## PROBLEM
Print out every line, exactly as written.

## DATA LINES
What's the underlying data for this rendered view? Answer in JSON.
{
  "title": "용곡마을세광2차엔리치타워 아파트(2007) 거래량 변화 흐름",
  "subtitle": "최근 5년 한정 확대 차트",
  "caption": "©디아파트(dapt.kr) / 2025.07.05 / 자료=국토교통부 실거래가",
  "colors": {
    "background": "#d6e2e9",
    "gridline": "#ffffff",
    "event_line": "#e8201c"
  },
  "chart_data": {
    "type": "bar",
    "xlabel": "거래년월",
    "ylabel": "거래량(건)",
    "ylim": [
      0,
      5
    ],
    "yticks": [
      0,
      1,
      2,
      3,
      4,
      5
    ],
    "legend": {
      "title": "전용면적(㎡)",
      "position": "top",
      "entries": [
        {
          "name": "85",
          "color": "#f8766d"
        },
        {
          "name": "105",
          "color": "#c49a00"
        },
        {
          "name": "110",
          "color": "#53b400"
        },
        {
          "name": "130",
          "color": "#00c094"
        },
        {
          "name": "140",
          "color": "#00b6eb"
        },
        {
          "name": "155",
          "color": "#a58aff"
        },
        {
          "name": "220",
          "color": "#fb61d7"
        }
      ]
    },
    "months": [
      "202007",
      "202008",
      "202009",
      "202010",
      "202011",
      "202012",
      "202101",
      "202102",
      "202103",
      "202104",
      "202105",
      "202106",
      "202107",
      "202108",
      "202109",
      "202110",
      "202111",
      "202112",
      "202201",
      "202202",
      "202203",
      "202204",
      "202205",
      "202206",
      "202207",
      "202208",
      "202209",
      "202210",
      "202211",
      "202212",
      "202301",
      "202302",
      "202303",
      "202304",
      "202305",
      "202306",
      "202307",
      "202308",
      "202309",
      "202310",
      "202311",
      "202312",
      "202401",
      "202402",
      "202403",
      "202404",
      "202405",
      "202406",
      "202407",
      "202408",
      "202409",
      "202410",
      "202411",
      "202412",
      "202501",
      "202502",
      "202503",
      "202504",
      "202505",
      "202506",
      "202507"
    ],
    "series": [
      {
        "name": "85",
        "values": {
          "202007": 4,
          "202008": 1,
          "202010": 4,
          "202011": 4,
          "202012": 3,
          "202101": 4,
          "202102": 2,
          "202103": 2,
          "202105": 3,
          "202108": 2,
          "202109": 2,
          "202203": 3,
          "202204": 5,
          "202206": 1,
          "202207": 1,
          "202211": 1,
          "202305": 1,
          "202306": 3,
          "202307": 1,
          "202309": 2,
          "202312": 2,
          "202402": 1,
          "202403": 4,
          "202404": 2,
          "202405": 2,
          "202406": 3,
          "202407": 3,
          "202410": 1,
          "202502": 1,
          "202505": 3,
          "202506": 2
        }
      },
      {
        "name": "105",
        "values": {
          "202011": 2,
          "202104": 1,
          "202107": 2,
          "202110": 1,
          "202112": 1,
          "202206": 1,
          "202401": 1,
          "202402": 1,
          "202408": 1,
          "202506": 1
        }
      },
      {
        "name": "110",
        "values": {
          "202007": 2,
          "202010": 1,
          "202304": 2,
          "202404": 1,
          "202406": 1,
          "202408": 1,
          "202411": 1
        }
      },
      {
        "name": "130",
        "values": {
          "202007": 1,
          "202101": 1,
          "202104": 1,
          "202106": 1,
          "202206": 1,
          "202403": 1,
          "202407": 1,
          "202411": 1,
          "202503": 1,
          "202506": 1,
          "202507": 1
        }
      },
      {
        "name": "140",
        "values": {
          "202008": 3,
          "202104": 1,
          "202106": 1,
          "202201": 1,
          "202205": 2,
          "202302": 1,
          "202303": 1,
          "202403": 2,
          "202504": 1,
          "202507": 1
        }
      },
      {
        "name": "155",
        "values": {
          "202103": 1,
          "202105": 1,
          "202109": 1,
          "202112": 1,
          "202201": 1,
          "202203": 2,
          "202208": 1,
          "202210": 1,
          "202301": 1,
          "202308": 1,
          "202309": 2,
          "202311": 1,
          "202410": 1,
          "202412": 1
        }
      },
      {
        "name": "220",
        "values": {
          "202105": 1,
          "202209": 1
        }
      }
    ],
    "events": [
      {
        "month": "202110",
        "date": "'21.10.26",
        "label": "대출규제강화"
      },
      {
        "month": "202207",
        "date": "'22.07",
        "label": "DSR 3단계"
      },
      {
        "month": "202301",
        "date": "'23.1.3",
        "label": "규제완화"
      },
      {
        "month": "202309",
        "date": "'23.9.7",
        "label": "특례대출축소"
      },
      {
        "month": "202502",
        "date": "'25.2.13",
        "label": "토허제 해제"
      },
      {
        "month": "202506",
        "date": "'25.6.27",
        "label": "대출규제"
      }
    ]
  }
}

## RESULT OF THIS TASK
What's the underlying data for this rendered view? Answer in JSON.
{
  "title": "용곡마을세광2차엔리치타워 아파트(2007) 거래량 변화 흐름",
  "subtitle": "최근 5년 한정 확대 차트",
  "caption": "©디아파트(dapt.kr) / 2025.07.05 / 자료=국토교통부 실거래가",
  "colors": {
    "background": "#d6e2e9",
    "gridline": "#ffffff",
    "event_line": "#e8201c"
  },
  "chart_data": {
    "type": "bar",
    "xlabel": "거래년월",
    "ylabel": "거래량(건)",
    "ylim": [
      0,
      5
    ],
    "yticks": [
      0,
      1,
      2,
      3,
      4,
      5
    ],
    "legend": {
      "title": "전용면적(㎡)",
      "position": "top",
      "entries": [
        {
          "name": "85",
          "color": "#f8766d"
        },
        {
          "name": "105",
          "color": "#c49a00"
        },
        {
          "name": "110",
          "color": "#53b400"
        },
        {
          "name": "130",
          "color": "#00c094"
        },
        {
          "name": "140",
          "color": "#00b6eb"
        },
        {
          "name": "155",
          "color": "#a58aff"
        },
        {
          "name": "220",
          "color": "#fb61d7"
        }
      ]
    },
    "months": [
      "202007",
      "202008",
      "202009",
      "202010",
      "202011",
      "202012",
      "202101",
      "202102",
      "202103",
      "202104",
      "202105",
      "202106",
      "202107",
      "202108",
      "202109",
      "202110",
      "202111",
      "202112",
      "202201",
      "202202",
      "202203",
      "202204",
      "202205",
      "202206",
      "202207",
      "202208",
      "202209",
      "202210",
      "202211",
      "202212",
      "202301",
      "202302",
      "202303",
      "202304",
      "202305",
      "202306",
      "202307",
      "202308",
      "202309",
      "202310",
      "202311",
      "202312",
      "202401",
      "202402",
      "202403",
      "202404",
      "202405",
      "202406",
      "202407",
      "202408",
      "202409",
      "202410",
      "202411",
      "202412",
      "202501",
      "202502",
      "202503",
      "202504",
      "202505",
      "202506",
      "202507"
    ],
    "series": [
      {
        "name": "85",
        "values": {
          "202007": 4,
          "202008": 1,
          "202010": 4,
          "202011": 4,
          "202012": 3,
          "202101": 4,
          "202102": 2,
          "202103": 2,
          "202105": 3,
          "202108": 2,
          "202109": 2,
          "202203": 3,
          "202204": 5,
          "202206": 1,
          "202207": 1,
          "202211": 1,
          "202305": 1,
          "202306": 3,
          "202307": 1,
          "202309": 2,
          "202312": 2,
          "202402": 1,
          "202403": 4,
          "202404": 2,
          "202405": 2,
          "202406": 3,
          "202407": 3,
          "202410": 1,
          "202502": 1,
          "202505": 3,
          "202506": 2
        }
      },
      {
        "name": "105",
        "values": {
          "202011": 2,
          "202104": 1,
          "202107": 2,
          "202110": 1,
          "202112": 1,
          "202206": 1,
          "202401": 1,
          "202402": 1,
          "202408": 1,
          "202506": 1
        }
      },
      {
        "name": "110",
        "values": {
          "202007": 2,
          "202010": 1,
          "202304": 2,
          "202404": 1,
          "202406": 1,
          "202408": 1,
          "202411": 1
        }
      },
      {
        "name": "130",
        "values": {
          "202007": 1,
          "202101": 1,
          "202104": 1,
          "202106": 1,
          "202206": 1,
          "202403": 1,
          "202407": 1,
          "202411": 1,
          "202503": 1,
          "202506": 1,
          "202507": 1
        }
      },
      {
        "name": "140",
        "values": {
          "202008": 3,
          "202104": 1,
          "202106": 1,
          "202201": 1,
          "202205": 2,
          "202302": 1,
          "202303": 1,
          "202403": 2,
          "202504": 1,
          "202507": 1
        }
      },
      {
        "name": "155",
        "values": {
          "202103": 1,
          "202105": 1,
          "202109": 1,
          "202112": 1,
          "202201": 1,
          "202203": 2,
          "202208": 1,
          "202210": 1,
          "202301": 1,
          "202308": 1,
          "202309": 2,
          "202311": 1,
          "202410": 1,
          "202412": 1
        }
      },
      {
        "name": "220",
        "values": {
          "202105": 1,
          "202209": 1
        }
      }
    ],
    "events": [
      {
        "month": "202110",
        "date": "'21.10.26",
        "label": "대출규제강화"
      },
      {
        "month": "202207",
        "date": "'22.07",
        "label": "DSR 3단계"
      },
      {
        "month": "202301",
        "date": "'23.1.3",
        "label": "규제완화"
      },
      {
        "month": "202309",
        "date": "'23.9.7",
        "label": "특례대출축소"
      },
      {
        "month": "202502",
        "date": "'25.2.13",
        "label": "토허제 해제"
      },
      {
        "month": "202506",
        "date": "'25.6.27",
        "label": "대출규제"
      }
    ]
  }
}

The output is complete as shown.